Reproduce the material verbatim from its first line up to and including the line containing "toolbar-divider xyxy=(242,285,243,307)".
────────────────────────────────────────
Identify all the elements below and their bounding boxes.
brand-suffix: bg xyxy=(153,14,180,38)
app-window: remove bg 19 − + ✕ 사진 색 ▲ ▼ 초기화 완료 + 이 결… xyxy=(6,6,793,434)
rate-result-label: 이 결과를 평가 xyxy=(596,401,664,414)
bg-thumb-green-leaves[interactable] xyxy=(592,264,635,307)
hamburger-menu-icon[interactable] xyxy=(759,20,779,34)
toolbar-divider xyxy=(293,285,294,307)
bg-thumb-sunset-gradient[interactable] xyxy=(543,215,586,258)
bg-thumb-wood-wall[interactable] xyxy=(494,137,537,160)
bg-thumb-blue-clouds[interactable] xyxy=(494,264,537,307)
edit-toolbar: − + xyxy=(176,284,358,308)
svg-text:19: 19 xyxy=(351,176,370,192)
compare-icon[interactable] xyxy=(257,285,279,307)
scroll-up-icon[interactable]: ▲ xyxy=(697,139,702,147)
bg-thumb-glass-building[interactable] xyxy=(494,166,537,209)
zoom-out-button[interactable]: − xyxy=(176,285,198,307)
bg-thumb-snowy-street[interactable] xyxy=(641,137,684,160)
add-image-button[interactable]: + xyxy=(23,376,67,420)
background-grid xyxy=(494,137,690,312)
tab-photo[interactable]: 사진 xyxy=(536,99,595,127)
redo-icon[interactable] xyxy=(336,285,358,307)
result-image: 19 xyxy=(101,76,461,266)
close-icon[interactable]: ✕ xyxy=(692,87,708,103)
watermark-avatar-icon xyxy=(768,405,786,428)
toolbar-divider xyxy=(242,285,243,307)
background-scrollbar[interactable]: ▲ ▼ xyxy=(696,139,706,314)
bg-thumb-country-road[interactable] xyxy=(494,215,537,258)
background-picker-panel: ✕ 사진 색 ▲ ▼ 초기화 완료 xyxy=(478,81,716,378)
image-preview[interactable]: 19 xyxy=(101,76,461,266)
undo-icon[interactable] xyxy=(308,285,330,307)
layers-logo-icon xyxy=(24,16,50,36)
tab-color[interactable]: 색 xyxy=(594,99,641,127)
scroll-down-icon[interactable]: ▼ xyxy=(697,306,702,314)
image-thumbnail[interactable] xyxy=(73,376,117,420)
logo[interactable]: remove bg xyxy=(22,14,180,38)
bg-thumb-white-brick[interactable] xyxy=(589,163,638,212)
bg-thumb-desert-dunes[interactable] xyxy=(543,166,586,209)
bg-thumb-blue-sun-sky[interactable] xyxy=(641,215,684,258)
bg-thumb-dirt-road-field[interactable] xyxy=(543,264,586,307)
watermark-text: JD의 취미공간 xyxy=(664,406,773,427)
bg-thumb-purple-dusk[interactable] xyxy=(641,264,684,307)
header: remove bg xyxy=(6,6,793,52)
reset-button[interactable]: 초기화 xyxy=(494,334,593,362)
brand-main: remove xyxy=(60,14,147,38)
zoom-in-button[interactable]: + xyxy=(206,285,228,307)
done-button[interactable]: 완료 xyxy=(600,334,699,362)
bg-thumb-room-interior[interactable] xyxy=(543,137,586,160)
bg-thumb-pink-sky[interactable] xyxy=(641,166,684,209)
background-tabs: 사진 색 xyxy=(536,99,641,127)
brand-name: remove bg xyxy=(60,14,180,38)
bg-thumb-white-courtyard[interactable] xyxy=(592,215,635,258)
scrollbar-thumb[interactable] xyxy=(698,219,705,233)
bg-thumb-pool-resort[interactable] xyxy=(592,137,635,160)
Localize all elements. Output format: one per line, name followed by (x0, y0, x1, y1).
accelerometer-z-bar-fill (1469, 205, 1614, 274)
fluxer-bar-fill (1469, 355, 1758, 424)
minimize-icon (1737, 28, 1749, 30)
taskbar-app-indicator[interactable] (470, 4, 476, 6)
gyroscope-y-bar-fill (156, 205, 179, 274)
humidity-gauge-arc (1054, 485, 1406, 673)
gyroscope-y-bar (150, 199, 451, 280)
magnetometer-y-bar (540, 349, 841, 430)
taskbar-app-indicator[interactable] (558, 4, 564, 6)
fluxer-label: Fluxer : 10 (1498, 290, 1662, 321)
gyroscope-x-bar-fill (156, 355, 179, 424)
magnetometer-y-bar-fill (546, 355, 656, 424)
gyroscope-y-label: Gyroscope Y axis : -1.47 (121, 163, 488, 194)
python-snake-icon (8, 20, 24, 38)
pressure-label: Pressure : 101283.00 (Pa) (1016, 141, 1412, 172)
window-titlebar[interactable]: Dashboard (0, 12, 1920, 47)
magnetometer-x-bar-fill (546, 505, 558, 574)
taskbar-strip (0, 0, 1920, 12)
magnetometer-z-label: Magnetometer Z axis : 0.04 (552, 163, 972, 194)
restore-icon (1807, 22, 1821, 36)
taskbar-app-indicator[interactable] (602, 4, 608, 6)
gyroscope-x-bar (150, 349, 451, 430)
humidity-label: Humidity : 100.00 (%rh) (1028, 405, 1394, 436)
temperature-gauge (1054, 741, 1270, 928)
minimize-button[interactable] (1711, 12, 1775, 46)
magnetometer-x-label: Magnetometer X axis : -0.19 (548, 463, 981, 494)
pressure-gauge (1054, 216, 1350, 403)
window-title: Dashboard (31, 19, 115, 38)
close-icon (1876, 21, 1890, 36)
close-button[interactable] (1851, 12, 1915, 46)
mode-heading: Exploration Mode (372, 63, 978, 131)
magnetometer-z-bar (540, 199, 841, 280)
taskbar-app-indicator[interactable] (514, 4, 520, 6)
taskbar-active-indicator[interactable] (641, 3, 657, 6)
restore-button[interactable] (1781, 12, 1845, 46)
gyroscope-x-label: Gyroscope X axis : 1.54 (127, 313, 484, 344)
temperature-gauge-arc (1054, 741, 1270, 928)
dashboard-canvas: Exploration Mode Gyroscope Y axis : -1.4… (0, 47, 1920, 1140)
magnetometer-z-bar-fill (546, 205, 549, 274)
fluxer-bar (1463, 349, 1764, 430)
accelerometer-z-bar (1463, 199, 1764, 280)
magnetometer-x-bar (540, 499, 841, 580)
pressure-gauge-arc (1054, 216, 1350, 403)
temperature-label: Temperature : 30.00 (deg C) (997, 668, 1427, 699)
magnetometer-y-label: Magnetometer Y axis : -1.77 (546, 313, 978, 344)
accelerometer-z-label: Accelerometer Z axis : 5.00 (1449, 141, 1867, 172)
────────────────────────────────────────
PROBLEM SOLUTION »
Identify all the elements below and their bounding boxes.
brand-suffix: bg xyxy=(153,14,180,38)
app-window: remove bg 19 − + ✕ 사진 색 ▲ ▼ 초기화 완료 + 이 결… xyxy=(6,6,793,434)
rate-result-label: 이 결과를 평가 xyxy=(596,401,664,414)
bg-thumb-green-leaves[interactable] xyxy=(592,264,635,307)
hamburger-menu-icon[interactable] xyxy=(759,20,779,34)
toolbar-divider xyxy=(293,285,294,307)
bg-thumb-sunset-gradient[interactable] xyxy=(543,215,586,258)
bg-thumb-wood-wall[interactable] xyxy=(494,137,537,160)
bg-thumb-blue-clouds[interactable] xyxy=(494,264,537,307)
edit-toolbar: − + xyxy=(176,284,358,308)
svg-text:19: 19 xyxy=(351,176,370,192)
compare-icon[interactable] xyxy=(257,285,279,307)
scroll-up-icon[interactable]: ▲ xyxy=(697,139,702,147)
bg-thumb-glass-building[interactable] xyxy=(494,166,537,209)
zoom-out-button[interactable]: − xyxy=(176,285,198,307)
bg-thumb-snowy-street[interactable] xyxy=(641,137,684,160)
add-image-button[interactable]: + xyxy=(23,376,67,420)
background-grid xyxy=(494,137,690,312)
tab-photo[interactable]: 사진 xyxy=(536,99,595,127)
redo-icon[interactable] xyxy=(336,285,358,307)
result-image: 19 xyxy=(101,76,461,266)
close-icon[interactable]: ✕ xyxy=(692,87,708,103)
watermark-avatar-icon xyxy=(768,405,786,428)
toolbar-divider xyxy=(242,285,243,307)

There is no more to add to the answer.